◆ **GIVEN PROBLEM**: Give only the number of lines in the records that include the string "descricao".

───── LISTED ENTRIES ─────

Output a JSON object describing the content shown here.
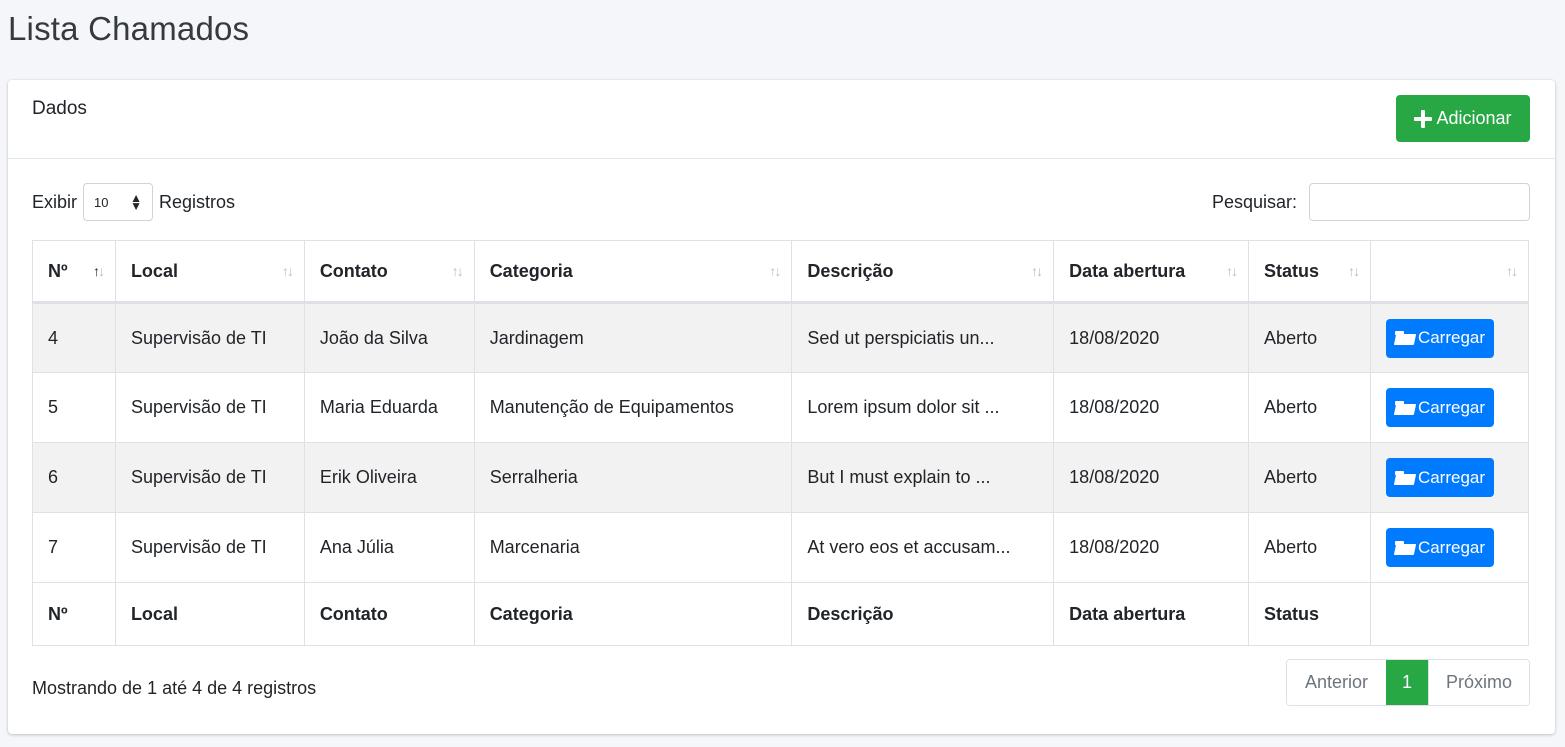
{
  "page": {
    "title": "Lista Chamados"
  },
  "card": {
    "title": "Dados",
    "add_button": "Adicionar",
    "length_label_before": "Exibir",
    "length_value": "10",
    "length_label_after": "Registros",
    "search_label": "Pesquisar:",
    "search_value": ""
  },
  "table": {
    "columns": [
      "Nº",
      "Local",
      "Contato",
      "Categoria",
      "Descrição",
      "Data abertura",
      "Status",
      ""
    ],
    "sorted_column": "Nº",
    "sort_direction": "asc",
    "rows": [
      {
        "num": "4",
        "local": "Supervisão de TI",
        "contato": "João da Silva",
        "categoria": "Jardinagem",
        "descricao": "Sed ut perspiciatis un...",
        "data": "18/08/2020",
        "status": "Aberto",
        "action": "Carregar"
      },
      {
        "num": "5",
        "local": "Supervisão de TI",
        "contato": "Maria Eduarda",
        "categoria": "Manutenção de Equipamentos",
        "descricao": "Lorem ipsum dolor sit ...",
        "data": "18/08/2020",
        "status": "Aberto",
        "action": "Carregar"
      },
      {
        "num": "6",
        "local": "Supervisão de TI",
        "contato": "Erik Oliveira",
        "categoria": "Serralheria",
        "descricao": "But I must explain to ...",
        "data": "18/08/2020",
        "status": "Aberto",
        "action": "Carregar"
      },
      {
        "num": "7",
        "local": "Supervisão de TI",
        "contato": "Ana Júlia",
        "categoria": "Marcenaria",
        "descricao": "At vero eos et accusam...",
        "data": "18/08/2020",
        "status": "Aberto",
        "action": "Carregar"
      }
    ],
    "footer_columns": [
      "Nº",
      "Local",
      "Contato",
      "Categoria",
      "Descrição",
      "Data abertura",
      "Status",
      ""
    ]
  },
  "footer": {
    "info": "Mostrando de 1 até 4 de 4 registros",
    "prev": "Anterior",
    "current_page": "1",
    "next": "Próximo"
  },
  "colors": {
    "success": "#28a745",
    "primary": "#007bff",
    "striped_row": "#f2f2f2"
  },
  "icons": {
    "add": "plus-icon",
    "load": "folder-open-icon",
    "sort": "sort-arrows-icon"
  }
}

─────
───── LISTED ENTRIES ─────

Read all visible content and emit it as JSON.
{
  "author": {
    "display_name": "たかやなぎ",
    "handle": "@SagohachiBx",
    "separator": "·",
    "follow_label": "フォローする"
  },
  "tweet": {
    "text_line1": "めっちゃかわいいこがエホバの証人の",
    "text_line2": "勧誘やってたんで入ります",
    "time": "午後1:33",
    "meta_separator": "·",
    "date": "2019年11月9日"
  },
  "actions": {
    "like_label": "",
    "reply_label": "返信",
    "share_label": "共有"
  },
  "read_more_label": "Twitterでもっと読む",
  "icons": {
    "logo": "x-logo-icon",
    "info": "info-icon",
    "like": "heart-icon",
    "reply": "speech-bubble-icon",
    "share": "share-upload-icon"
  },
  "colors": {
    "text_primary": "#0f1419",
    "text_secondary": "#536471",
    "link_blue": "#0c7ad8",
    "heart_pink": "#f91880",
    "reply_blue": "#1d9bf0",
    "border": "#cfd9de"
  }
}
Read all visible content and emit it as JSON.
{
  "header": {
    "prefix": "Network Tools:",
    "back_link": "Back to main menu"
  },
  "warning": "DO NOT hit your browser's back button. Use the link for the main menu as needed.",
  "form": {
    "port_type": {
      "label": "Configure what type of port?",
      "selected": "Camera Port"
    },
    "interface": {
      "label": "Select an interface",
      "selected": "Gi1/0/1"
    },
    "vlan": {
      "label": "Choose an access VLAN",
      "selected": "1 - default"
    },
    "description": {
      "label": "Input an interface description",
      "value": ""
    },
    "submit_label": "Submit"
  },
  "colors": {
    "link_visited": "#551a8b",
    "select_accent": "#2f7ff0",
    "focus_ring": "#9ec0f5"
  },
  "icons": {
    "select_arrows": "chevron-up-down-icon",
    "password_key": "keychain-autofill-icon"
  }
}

─────

◆ **RESPONSE FOR THIS EXERCISE**: 4